[TASK TO COMPLETE]: Copy the items word for word from the very first line through the line that contains "take-me-there-button[interactable]: Take me", including both of those lines.

-------- EXTRACTED DATA --------

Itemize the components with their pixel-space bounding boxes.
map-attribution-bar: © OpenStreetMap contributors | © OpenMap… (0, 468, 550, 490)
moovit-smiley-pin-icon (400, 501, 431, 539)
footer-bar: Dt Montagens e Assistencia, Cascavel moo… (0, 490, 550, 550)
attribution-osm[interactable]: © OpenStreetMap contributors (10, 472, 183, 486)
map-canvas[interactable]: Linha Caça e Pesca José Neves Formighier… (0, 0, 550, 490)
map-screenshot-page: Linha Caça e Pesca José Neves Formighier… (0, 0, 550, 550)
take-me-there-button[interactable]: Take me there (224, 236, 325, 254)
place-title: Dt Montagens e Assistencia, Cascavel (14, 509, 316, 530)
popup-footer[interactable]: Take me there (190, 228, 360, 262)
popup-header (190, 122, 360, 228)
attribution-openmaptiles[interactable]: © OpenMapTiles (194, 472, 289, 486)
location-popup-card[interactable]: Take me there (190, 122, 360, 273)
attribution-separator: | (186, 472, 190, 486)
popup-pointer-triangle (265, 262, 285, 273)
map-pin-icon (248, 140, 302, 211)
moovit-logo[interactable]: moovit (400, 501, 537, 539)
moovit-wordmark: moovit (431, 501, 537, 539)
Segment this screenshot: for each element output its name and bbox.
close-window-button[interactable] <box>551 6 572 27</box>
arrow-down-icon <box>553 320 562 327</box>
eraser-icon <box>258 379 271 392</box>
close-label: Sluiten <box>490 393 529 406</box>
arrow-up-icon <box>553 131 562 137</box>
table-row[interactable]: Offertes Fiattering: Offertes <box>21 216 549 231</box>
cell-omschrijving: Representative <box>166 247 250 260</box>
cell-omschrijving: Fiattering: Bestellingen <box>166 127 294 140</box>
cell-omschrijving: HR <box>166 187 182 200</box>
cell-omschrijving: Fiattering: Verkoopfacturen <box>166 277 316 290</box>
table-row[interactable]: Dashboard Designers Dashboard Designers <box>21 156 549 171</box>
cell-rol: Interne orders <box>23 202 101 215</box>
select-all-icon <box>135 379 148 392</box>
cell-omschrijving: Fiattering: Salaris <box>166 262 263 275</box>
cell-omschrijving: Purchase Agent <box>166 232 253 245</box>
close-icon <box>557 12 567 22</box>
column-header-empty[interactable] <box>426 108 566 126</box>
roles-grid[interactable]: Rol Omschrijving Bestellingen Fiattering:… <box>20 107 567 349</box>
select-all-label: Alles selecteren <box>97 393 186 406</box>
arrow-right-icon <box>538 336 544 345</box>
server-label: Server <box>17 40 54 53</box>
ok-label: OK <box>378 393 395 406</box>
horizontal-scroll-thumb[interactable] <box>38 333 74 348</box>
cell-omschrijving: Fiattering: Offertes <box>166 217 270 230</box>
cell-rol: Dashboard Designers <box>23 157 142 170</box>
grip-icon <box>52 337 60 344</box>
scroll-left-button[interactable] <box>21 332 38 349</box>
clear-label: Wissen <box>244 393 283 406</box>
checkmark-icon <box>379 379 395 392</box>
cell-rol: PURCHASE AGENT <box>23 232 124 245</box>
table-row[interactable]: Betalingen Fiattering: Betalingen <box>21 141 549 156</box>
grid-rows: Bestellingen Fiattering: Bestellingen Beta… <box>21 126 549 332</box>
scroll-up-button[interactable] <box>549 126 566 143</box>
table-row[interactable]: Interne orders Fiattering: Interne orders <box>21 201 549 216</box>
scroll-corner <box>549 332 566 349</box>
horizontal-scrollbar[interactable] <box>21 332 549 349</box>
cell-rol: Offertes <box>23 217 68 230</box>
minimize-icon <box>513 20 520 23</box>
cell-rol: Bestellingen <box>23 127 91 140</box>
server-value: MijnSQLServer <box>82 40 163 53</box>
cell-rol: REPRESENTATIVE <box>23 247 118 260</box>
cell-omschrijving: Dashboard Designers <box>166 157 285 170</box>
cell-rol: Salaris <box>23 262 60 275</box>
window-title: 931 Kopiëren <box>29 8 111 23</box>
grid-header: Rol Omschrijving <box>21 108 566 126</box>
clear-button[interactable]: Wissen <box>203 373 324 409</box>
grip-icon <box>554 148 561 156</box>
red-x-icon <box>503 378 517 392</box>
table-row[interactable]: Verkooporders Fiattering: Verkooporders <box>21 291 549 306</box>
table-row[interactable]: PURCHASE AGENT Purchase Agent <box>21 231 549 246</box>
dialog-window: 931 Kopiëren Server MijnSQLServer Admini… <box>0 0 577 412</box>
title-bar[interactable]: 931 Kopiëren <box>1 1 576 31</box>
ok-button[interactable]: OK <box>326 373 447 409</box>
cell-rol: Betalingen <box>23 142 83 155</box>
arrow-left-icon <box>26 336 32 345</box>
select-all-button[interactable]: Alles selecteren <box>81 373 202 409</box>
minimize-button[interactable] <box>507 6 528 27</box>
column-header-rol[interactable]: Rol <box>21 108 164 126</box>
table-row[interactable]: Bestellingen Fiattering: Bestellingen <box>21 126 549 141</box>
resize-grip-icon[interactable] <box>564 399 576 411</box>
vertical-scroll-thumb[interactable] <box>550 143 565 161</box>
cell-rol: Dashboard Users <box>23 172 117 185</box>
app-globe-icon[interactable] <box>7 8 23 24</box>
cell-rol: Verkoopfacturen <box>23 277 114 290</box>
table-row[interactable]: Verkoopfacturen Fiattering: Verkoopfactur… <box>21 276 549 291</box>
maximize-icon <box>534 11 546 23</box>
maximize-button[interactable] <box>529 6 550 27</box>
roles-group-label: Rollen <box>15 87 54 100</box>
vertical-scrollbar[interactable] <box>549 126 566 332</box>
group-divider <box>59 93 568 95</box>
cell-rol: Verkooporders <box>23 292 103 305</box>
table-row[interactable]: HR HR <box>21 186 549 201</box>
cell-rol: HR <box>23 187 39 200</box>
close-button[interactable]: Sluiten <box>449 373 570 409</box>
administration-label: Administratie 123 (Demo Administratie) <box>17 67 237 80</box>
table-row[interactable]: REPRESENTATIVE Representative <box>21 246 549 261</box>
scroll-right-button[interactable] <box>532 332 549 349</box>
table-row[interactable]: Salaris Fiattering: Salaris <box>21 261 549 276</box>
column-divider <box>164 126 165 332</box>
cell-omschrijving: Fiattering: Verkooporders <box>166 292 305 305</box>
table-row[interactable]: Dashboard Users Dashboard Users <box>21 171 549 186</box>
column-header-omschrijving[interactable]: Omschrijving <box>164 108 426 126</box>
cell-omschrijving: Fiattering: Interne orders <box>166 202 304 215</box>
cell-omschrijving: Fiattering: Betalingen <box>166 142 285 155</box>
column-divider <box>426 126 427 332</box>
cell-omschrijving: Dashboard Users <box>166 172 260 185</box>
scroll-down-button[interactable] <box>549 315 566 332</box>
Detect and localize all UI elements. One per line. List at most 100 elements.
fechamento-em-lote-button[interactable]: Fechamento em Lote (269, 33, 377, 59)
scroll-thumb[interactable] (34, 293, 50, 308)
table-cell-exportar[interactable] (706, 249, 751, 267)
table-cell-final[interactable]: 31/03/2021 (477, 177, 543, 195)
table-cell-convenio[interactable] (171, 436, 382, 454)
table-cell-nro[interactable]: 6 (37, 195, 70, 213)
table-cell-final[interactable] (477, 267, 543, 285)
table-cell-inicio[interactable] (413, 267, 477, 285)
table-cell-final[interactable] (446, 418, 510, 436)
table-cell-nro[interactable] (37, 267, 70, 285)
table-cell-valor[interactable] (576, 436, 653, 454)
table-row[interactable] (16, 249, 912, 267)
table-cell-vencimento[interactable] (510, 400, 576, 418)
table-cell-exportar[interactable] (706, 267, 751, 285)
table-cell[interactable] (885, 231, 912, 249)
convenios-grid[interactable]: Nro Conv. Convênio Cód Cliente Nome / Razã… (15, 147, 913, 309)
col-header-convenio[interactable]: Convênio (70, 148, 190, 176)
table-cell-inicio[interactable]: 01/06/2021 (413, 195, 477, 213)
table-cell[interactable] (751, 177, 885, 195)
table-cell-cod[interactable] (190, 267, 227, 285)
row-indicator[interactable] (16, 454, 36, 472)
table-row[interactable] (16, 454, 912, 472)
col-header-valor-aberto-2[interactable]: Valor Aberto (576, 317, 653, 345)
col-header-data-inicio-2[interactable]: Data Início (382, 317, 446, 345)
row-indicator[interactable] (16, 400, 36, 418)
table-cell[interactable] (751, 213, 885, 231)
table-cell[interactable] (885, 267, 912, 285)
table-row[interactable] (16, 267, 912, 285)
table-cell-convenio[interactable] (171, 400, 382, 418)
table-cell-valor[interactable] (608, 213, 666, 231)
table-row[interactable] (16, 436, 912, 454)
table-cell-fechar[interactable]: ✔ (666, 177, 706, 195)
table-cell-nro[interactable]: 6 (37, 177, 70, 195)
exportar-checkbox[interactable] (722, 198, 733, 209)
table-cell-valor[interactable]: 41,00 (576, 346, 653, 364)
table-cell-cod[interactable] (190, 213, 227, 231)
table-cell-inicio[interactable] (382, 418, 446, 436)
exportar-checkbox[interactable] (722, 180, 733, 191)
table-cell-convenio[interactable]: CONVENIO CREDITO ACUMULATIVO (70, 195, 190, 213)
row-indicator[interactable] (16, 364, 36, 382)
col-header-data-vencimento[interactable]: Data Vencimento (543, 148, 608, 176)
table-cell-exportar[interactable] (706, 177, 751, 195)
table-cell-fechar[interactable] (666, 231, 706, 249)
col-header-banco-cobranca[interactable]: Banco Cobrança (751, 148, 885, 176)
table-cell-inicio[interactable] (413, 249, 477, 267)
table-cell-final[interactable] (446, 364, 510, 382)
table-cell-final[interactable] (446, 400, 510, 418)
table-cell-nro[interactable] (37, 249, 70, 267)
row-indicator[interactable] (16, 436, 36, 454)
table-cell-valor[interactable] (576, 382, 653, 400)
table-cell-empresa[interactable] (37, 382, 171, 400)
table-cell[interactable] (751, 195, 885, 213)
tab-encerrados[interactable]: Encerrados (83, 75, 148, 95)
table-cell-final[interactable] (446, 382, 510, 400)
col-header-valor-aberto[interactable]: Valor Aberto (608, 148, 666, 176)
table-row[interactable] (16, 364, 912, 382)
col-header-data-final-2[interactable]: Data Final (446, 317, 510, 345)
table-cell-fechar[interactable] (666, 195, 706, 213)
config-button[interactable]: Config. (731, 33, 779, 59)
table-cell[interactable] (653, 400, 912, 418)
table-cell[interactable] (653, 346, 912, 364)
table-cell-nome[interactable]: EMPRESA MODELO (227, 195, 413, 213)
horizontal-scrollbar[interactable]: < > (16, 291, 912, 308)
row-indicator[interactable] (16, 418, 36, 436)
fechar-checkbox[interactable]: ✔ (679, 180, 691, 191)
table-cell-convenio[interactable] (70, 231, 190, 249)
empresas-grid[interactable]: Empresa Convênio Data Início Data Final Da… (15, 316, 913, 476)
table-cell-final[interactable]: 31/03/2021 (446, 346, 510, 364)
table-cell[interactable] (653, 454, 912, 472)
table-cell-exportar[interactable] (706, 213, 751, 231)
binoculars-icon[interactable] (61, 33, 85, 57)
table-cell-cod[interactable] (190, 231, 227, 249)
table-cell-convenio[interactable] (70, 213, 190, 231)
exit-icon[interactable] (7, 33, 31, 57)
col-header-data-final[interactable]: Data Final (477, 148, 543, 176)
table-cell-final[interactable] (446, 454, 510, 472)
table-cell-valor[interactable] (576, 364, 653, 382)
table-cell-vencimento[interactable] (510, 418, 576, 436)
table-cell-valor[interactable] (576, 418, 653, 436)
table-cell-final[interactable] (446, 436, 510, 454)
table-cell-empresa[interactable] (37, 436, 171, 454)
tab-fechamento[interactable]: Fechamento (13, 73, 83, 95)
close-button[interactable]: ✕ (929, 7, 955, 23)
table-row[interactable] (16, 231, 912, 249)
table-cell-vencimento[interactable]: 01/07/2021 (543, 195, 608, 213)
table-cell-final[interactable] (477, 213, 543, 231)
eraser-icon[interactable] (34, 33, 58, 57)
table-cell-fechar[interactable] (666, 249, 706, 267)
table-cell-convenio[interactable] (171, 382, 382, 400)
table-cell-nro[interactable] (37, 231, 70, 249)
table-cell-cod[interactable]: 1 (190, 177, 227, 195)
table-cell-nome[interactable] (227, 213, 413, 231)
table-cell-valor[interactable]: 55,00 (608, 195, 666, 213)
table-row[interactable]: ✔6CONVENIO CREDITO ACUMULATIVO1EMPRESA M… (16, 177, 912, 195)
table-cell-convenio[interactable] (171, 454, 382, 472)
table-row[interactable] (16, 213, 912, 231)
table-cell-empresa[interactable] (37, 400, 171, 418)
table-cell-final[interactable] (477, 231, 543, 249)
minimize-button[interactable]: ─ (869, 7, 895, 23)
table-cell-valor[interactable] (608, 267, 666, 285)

--------

[OUTPUT OF THE TASK]:
Itemize the components with their pixel-space bounding boxes.
map-attribution-bar: © OpenStreetMap contributors | © OpenMap… (0, 468, 550, 490)
moovit-smiley-pin-icon (400, 501, 431, 539)
footer-bar: Dt Montagens e Assistencia, Cascavel moo… (0, 490, 550, 550)
attribution-osm[interactable]: © OpenStreetMap contributors (10, 472, 183, 486)
map-canvas[interactable]: Linha Caça e Pesca José Neves Formighier… (0, 0, 550, 490)
map-screenshot-page: Linha Caça e Pesca José Neves Formighier… (0, 0, 550, 550)
take-me-there-button[interactable]: Take me there (224, 236, 325, 254)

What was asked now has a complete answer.